Only lines holding the string "стали" are wanted; copy each one from the material.

[Stored records]

------------------------------------------------------------

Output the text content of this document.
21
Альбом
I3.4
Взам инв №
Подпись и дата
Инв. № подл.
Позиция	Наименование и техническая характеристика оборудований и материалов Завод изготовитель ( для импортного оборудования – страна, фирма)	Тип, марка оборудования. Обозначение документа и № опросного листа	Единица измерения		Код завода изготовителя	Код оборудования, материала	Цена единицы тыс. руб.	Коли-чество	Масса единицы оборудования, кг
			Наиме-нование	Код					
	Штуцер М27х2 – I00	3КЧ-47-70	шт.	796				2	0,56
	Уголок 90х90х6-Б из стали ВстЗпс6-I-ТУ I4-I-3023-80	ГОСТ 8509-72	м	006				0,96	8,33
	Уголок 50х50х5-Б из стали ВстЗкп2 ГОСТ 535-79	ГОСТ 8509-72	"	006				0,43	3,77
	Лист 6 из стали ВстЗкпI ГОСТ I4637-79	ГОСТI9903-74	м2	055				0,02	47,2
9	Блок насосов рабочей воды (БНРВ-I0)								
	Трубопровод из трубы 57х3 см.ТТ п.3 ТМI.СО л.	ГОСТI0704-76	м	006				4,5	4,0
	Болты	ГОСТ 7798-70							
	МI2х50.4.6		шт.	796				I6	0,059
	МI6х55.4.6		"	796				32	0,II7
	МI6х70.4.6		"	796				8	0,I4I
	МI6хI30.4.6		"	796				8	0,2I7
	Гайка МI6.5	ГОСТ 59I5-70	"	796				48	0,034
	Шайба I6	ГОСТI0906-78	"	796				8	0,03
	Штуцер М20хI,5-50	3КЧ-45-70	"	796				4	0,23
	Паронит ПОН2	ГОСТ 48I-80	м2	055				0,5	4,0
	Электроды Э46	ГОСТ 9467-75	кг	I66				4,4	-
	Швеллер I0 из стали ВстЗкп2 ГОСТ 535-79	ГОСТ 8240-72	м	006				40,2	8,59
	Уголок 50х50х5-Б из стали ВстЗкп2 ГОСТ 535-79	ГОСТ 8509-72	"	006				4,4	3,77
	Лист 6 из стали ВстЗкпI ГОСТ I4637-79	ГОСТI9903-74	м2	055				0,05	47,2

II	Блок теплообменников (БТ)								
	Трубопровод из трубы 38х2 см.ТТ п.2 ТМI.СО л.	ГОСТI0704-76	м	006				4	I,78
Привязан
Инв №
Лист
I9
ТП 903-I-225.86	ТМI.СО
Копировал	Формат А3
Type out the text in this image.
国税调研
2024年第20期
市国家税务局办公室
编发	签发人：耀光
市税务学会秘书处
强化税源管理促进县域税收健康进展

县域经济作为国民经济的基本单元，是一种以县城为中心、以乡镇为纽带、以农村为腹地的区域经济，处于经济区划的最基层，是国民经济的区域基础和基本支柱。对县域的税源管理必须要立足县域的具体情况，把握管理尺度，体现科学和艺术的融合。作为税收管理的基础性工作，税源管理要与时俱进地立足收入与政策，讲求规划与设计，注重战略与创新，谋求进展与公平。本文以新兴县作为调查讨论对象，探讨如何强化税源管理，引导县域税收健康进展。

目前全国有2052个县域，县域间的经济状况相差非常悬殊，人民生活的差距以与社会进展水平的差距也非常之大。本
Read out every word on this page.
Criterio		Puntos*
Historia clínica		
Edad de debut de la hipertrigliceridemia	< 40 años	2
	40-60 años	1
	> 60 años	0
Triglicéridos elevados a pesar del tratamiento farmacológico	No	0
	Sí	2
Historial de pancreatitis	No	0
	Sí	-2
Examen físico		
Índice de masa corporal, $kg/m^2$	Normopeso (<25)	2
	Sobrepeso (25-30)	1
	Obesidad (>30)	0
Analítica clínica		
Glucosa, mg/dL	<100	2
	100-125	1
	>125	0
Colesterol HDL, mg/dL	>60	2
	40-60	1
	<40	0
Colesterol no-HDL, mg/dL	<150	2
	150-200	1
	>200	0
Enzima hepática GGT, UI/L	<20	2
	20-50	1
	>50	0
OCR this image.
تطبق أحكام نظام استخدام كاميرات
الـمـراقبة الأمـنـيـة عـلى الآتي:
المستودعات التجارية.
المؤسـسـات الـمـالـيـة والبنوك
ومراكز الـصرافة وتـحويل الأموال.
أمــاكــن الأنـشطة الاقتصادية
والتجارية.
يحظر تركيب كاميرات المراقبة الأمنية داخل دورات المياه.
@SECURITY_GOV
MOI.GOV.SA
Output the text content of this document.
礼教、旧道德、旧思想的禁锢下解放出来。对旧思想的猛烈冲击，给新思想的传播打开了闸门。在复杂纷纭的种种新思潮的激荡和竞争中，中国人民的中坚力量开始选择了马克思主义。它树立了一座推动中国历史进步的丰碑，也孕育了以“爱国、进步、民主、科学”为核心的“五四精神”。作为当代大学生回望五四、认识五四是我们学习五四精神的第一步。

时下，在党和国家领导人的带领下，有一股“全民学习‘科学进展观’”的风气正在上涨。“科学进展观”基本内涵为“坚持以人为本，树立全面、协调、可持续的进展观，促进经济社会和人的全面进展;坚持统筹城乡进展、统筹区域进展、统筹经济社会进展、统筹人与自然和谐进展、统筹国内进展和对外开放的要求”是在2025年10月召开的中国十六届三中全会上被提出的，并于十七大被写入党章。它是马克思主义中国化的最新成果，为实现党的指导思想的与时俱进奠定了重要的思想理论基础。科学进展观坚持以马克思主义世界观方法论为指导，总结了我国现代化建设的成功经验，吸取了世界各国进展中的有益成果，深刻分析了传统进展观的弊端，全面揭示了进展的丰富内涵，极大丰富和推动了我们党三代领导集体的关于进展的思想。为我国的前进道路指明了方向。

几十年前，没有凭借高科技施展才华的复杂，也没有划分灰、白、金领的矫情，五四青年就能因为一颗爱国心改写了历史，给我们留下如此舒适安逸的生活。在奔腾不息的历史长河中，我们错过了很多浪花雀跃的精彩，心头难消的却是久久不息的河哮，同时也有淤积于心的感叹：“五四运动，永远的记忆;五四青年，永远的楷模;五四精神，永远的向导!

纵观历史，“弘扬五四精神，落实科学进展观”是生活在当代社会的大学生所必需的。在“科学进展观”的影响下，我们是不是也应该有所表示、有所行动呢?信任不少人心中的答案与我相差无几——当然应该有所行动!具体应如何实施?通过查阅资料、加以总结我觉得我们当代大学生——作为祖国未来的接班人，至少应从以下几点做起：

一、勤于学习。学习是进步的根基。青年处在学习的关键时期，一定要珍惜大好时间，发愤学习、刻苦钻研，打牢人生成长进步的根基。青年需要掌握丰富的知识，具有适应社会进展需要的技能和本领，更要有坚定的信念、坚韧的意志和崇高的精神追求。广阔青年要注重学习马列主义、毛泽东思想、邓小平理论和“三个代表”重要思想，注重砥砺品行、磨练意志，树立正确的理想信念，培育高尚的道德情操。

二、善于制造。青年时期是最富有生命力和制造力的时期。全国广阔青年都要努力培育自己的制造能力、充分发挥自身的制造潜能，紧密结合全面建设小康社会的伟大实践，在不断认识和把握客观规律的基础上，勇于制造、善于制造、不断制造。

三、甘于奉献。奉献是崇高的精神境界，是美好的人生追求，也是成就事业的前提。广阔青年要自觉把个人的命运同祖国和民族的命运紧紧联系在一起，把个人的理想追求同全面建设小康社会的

------------------------------------------------------------

• [Reply]
	Уголок 90х90х6-Б из стали ВстЗпс6-I-ТУ I4-I-3023-80	ГОСТ 8509-72	м	006				0,96	8,33
	Уголок 50х50х5-Б из стали ВстЗкп2 ГОСТ 535-79	ГОСТ 8509-72	"	006				0,43	3,77
	Лист 6 из стали ВстЗкпI ГОСТ I4637-79	ГОСТI9903-74	м2	055				0,02	47,2
	Швеллер I0 из стали ВстЗкп2 ГОСТ 535-79	ГОСТ 8240-72	м	006				40,2	8,59
	Уголок 50х50х5-Б из стали ВстЗкп2 ГОСТ 535-79	ГОСТ 8509-72	"	006				4,4	3,77
	Лист 6 из стали ВстЗкпI ГОСТ I4637-79	ГОСТI9903-74	м2	055				0,05	47,2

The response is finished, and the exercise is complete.